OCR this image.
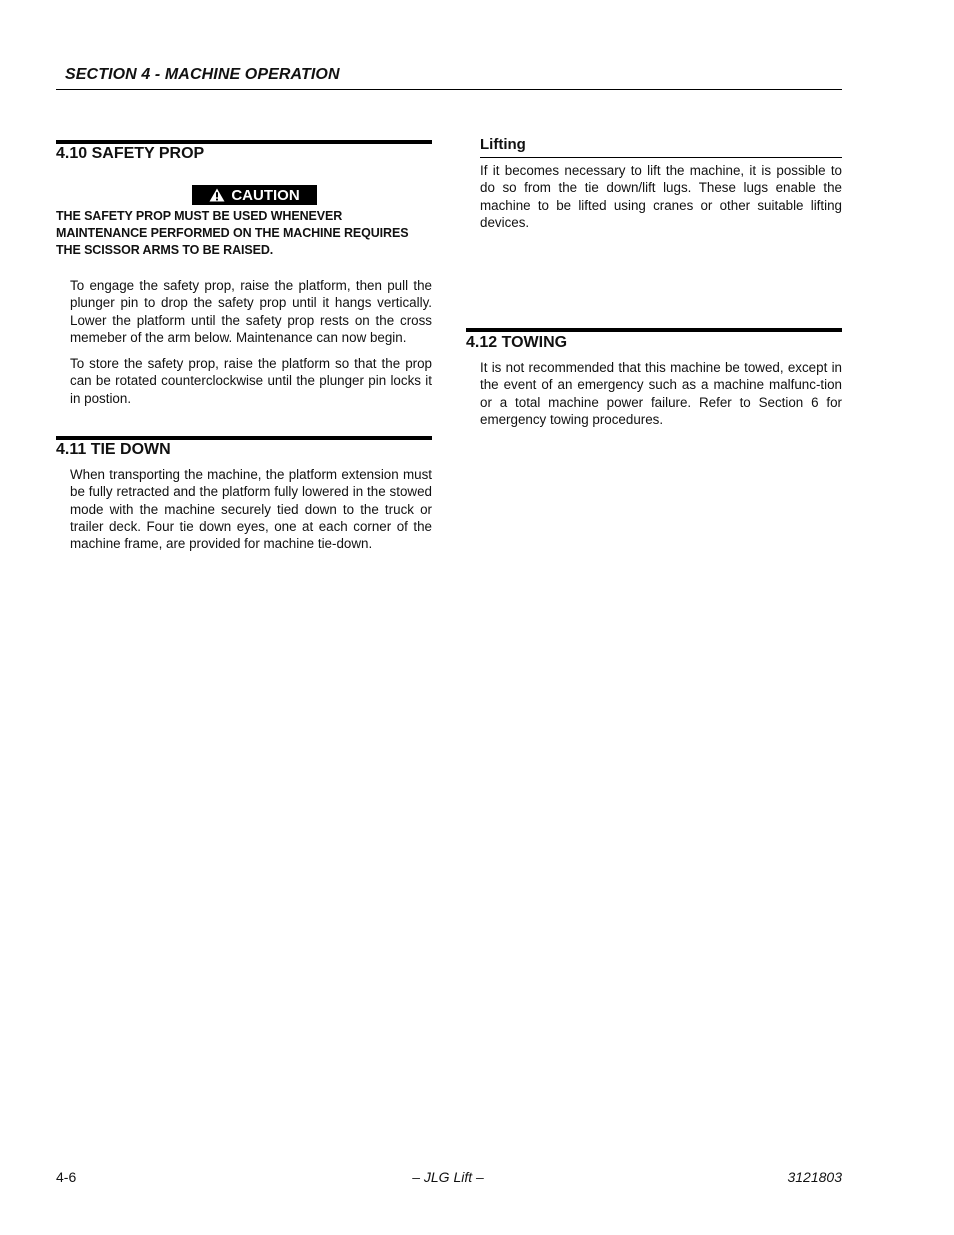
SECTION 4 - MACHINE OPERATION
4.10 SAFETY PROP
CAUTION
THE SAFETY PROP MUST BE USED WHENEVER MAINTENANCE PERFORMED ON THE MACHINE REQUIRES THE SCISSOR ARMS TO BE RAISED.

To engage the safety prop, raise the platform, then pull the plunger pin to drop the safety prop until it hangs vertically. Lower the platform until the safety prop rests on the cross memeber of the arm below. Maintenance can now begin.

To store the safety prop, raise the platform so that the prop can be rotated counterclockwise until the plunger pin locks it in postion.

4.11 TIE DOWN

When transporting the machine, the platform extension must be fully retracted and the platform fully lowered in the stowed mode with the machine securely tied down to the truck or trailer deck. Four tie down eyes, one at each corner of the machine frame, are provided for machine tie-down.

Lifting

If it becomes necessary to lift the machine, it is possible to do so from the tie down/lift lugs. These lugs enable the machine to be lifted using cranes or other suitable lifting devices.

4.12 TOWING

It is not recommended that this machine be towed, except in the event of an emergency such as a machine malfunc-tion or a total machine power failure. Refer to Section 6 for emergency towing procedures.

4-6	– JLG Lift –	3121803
□ □ □ □ □
STATED GOAL
Your task is to set down the records shown above exactly, minus any pictures.

SOLVED EXERCISE
OCR this image.
SECTION 4 - MACHINE OPERATION
4.10 SAFETY PROP
CAUTION
THE SAFETY PROP MUST BE USED WHENEVER MAINTENANCE PERFORMED ON THE MACHINE REQUIRES THE SCISSOR ARMS TO BE RAISED.

To engage the safety prop, raise the platform, then pull the plunger pin to drop the safety prop until it hangs vertically. Lower the platform until the safety prop rests on the cross memeber of the arm below. Maintenance can now begin.

To store the safety prop, raise the platform so that the prop can be rotated counterclockwise until the plunger pin locks it in postion.

4.11 TIE DOWN

When transporting the machine, the platform extension must be fully retracted and the platform fully lowered in the stowed mode with the machine securely tied down to the truck or trailer deck. Four tie down eyes, one at each corner of the machine frame, are provided for machine tie-down.

Lifting

If it becomes necessary to lift the machine, it is possible to do so from the tie down/lift lugs. These lugs enable the machine to be lifted using cranes or other suitable lifting devices.

4.12 TOWING

It is not recommended that this machine be towed, except in the event of an emergency such as a machine malfunc-tion or a total machine power failure. Refer to Section 6 for emergency towing procedures.

4-6	– JLG Lift –	3121803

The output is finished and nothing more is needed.